TASK DIRECTIONS >>
Copy out each line that has "title" in it.

SUPPLIED RECORDS >>
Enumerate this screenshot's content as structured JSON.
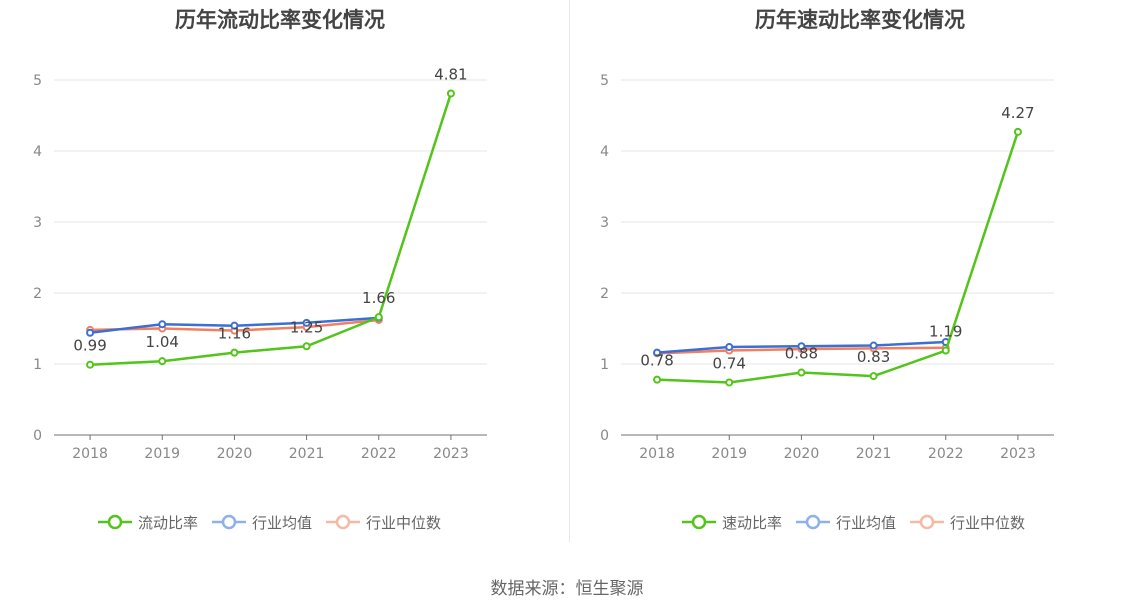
{
  "chart_data": [
    {
      "type": "line",
      "title": "历年流动比率变化情况",
      "categories": [
        "2018",
        "2019",
        "2020",
        "2021",
        "2022",
        "2023"
      ],
      "y_ticks": [
        "0",
        "1",
        "2",
        "3",
        "4",
        "5"
      ],
      "ylim": [
        0,
        5
      ],
      "grid": true,
      "legend_position": "bottom",
      "series": [
        {
          "name": "流动比率",
          "color": "#52c41a",
          "values": [
            0.99,
            1.04,
            1.16,
            1.25,
            1.66,
            4.81
          ],
          "labels": [
            "0.99",
            "1.04",
            "1.16",
            "1.25",
            "1.66",
            "4.81"
          ]
        },
        {
          "name": "行业均值",
          "color": "#3b6fd4",
          "legend_color": "#8fb1eb",
          "values": [
            1.44,
            1.56,
            1.54,
            1.58,
            1.65,
            null
          ]
        },
        {
          "name": "行业中位数",
          "color": "#f08060",
          "legend_color": "#f6b9a4",
          "values": [
            1.48,
            1.5,
            1.47,
            1.52,
            1.62,
            null
          ]
        }
      ]
    },
    {
      "type": "line",
      "title": "历年速动比率变化情况",
      "categories": [
        "2018",
        "2019",
        "2020",
        "2021",
        "2022",
        "2023"
      ],
      "y_ticks": [
        "0",
        "1",
        "2",
        "3",
        "4",
        "5"
      ],
      "ylim": [
        0,
        5
      ],
      "grid": true,
      "legend_position": "bottom",
      "series": [
        {
          "name": "速动比率",
          "color": "#52c41a",
          "values": [
            0.78,
            0.74,
            0.88,
            0.83,
            1.19,
            4.27
          ],
          "labels": [
            "0.78",
            "0.74",
            "0.88",
            "0.83",
            "1.19",
            "4.27"
          ]
        },
        {
          "name": "行业均值",
          "color": "#3b6fd4",
          "legend_color": "#8fb1eb",
          "values": [
            1.16,
            1.24,
            1.25,
            1.26,
            1.31,
            null
          ]
        },
        {
          "name": "行业中位数",
          "color": "#f08060",
          "legend_color": "#f6b9a4",
          "values": [
            1.15,
            1.19,
            1.21,
            1.22,
            1.23,
            null
          ]
        }
      ]
    }
  ],
  "source": "数据来源：恒生聚源"
}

OUTPUT OF THE EXERCISE >>
      "title": "历年流动比率变化情况",
      "title": "历年速动比率变化情况",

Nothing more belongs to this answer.